__Work instructions__: Find every line below that contains the word "title" and copy it out.

__Extracted entries__:
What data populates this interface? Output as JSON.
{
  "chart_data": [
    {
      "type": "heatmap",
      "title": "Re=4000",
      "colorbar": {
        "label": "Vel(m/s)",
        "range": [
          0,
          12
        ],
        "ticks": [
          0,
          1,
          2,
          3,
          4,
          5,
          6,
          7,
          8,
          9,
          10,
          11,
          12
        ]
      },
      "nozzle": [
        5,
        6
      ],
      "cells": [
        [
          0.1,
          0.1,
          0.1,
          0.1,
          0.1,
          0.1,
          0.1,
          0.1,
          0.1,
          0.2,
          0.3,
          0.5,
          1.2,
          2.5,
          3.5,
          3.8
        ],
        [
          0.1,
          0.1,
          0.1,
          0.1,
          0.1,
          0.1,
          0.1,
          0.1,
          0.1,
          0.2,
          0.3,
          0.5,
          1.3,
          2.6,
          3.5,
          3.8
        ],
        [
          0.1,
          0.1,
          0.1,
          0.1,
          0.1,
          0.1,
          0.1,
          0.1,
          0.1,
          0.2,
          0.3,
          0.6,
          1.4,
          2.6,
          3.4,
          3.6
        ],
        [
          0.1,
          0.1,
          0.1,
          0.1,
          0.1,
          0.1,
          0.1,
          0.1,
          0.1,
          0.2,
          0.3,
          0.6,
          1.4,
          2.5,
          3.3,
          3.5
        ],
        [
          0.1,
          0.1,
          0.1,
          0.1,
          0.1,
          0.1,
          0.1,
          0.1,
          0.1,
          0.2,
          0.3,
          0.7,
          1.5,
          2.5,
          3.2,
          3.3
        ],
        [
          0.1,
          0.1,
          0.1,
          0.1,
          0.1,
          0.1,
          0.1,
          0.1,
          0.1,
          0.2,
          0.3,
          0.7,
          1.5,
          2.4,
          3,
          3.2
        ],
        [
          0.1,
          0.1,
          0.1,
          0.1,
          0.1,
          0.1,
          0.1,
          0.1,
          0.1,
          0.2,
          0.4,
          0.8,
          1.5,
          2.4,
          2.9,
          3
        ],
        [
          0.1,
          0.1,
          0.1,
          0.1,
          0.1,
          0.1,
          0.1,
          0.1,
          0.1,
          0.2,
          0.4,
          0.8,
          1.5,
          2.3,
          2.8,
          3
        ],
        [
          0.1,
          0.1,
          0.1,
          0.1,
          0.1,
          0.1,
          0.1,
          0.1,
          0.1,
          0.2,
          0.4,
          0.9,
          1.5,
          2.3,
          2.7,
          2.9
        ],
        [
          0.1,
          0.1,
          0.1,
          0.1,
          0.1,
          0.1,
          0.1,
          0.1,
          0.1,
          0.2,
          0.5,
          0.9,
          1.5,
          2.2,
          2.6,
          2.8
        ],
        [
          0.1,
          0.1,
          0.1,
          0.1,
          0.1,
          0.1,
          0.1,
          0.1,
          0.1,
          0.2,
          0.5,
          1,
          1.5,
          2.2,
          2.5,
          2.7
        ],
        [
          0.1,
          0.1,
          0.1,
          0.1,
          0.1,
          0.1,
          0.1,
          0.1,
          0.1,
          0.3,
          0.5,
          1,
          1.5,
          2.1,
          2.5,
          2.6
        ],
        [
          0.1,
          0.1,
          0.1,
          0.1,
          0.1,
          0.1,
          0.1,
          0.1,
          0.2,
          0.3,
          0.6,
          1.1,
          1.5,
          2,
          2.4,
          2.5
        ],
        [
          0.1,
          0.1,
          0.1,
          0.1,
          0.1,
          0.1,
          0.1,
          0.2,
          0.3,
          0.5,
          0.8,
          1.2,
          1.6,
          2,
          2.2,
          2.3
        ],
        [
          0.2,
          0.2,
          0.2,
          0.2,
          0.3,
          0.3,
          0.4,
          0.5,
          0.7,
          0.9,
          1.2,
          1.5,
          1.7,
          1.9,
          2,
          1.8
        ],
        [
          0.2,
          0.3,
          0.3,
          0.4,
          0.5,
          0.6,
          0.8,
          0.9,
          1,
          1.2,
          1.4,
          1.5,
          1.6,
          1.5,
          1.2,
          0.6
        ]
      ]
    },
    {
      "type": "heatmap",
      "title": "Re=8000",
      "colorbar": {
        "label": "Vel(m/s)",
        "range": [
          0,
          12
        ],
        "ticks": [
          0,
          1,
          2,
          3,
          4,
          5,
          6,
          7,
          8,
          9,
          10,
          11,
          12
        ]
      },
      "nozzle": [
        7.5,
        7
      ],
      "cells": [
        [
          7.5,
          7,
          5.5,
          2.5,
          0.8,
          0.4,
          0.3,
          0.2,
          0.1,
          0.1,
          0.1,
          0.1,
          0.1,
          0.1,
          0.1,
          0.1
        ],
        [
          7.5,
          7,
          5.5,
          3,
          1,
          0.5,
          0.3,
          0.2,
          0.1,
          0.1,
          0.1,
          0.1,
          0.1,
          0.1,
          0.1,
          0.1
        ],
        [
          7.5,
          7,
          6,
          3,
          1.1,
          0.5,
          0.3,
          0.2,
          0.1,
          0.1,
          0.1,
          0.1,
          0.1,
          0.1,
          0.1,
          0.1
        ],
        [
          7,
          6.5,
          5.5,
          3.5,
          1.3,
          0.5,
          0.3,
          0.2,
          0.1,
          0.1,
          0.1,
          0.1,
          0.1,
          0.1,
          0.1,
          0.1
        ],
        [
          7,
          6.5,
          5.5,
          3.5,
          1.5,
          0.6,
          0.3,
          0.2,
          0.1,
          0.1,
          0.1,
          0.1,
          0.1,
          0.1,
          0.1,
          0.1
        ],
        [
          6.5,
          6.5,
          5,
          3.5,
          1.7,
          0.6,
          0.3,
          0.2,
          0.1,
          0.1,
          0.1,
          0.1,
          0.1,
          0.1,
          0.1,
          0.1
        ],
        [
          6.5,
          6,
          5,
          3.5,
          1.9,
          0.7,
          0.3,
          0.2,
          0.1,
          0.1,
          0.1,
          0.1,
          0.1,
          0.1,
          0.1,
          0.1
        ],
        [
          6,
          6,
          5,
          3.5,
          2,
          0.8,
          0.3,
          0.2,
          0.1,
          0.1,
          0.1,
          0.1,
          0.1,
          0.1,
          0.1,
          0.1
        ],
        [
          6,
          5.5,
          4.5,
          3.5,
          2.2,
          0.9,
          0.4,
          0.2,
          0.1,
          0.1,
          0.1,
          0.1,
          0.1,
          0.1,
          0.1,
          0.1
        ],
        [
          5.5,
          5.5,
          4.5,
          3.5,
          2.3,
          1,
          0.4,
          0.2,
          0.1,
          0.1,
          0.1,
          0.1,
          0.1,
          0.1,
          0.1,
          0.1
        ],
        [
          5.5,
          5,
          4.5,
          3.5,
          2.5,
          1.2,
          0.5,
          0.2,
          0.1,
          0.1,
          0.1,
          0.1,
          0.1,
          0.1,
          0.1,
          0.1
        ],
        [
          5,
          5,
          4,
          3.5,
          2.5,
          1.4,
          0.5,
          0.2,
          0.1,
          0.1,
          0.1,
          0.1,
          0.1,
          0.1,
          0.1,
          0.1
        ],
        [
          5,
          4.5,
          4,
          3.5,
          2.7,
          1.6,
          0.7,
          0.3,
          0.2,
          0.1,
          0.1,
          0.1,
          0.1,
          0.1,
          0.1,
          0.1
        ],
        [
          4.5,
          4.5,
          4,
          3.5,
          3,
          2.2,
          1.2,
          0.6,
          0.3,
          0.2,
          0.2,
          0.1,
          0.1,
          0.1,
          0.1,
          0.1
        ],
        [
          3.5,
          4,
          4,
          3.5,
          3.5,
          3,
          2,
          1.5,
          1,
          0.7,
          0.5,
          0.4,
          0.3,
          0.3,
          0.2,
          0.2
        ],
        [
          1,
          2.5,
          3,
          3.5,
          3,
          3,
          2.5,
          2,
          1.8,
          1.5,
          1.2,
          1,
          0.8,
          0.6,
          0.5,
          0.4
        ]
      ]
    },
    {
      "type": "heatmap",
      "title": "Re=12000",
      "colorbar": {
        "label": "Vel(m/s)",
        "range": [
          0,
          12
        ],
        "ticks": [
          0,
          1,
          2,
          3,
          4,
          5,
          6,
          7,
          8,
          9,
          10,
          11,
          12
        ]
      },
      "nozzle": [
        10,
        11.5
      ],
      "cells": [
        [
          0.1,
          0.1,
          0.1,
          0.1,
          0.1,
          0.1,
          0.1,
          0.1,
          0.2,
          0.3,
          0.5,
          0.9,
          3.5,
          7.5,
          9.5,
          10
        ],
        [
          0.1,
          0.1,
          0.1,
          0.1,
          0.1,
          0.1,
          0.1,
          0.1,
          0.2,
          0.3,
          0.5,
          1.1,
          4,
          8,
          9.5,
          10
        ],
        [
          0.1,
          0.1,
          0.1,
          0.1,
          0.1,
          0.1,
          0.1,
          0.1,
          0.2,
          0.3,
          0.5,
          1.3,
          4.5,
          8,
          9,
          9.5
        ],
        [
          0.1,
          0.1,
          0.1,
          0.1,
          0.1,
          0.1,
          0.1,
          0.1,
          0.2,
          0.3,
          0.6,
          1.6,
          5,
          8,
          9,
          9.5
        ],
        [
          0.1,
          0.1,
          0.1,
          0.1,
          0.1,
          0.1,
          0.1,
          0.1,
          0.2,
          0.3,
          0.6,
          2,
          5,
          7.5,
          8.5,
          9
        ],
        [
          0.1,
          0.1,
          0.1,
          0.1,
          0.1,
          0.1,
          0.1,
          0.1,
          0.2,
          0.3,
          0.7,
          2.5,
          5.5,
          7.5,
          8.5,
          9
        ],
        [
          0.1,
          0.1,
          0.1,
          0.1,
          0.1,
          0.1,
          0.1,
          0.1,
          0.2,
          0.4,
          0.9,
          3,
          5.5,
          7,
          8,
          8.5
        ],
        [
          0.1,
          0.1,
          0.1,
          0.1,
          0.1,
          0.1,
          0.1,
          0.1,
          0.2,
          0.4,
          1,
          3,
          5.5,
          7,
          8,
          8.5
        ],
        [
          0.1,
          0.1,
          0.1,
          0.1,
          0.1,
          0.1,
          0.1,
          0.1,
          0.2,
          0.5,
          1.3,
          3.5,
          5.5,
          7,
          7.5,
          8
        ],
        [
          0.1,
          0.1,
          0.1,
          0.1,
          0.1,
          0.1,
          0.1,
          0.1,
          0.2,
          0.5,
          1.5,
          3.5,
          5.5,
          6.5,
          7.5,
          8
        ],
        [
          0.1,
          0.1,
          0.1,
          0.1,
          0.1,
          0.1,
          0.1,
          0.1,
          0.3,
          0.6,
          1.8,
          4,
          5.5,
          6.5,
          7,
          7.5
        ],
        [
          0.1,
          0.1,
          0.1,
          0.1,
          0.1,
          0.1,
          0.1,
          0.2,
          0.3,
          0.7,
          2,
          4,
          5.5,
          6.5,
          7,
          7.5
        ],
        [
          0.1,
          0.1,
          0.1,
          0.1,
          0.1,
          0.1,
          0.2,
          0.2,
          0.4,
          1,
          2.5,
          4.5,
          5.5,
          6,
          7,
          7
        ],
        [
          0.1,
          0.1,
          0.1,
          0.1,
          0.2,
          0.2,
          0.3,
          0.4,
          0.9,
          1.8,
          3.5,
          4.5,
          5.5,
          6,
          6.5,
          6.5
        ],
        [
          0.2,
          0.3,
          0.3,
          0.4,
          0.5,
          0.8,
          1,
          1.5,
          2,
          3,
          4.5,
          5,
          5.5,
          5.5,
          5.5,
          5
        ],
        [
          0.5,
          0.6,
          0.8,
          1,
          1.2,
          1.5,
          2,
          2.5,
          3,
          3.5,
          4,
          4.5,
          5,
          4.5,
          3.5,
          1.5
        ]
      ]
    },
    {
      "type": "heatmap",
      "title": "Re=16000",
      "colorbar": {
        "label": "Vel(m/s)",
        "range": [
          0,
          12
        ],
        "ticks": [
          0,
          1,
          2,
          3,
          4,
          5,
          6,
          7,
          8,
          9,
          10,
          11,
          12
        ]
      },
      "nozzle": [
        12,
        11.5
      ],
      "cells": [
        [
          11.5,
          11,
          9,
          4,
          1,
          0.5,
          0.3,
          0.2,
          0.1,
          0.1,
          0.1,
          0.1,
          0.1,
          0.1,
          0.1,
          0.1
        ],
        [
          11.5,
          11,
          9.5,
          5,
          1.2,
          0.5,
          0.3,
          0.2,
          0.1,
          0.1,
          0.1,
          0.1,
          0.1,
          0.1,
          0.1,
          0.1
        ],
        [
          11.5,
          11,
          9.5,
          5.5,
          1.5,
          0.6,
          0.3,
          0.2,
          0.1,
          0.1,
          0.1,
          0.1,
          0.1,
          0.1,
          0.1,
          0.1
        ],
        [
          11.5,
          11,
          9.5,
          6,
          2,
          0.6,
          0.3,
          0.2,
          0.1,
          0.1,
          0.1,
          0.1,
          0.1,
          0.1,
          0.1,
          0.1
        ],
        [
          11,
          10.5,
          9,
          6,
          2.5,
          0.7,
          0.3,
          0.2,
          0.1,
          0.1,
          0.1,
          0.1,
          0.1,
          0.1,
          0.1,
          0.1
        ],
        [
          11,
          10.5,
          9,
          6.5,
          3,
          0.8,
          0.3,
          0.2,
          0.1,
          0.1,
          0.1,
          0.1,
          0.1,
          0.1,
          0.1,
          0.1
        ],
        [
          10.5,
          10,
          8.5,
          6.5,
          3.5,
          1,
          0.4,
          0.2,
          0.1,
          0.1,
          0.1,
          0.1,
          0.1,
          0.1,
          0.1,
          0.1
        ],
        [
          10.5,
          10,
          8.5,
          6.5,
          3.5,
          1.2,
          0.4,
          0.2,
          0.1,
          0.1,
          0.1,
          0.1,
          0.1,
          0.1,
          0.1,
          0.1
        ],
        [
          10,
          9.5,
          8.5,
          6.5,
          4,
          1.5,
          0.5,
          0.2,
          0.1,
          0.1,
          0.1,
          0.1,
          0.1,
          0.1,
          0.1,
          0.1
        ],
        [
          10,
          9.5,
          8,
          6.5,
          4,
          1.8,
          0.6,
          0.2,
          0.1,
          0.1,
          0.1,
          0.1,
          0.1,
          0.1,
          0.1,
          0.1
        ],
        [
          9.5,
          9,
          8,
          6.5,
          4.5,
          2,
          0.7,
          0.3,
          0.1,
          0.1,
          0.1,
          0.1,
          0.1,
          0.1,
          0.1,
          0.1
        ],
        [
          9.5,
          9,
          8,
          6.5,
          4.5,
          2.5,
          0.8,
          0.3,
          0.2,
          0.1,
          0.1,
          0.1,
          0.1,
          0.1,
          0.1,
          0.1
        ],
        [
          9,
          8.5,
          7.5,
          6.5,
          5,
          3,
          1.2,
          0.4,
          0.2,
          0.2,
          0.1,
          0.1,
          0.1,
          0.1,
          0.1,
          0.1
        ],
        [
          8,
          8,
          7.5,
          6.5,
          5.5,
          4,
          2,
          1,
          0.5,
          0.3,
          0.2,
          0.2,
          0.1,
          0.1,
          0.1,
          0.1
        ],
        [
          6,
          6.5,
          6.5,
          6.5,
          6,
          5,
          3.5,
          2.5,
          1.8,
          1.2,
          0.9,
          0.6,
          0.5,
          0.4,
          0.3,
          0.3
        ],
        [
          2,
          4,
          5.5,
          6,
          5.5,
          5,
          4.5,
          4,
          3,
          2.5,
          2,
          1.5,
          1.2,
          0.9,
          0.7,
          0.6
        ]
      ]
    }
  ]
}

__Correct result__:
      "title": "Re=4000",
      "title": "Re=8000",
      "title": "Re=12000",
      "title": "Re=16000",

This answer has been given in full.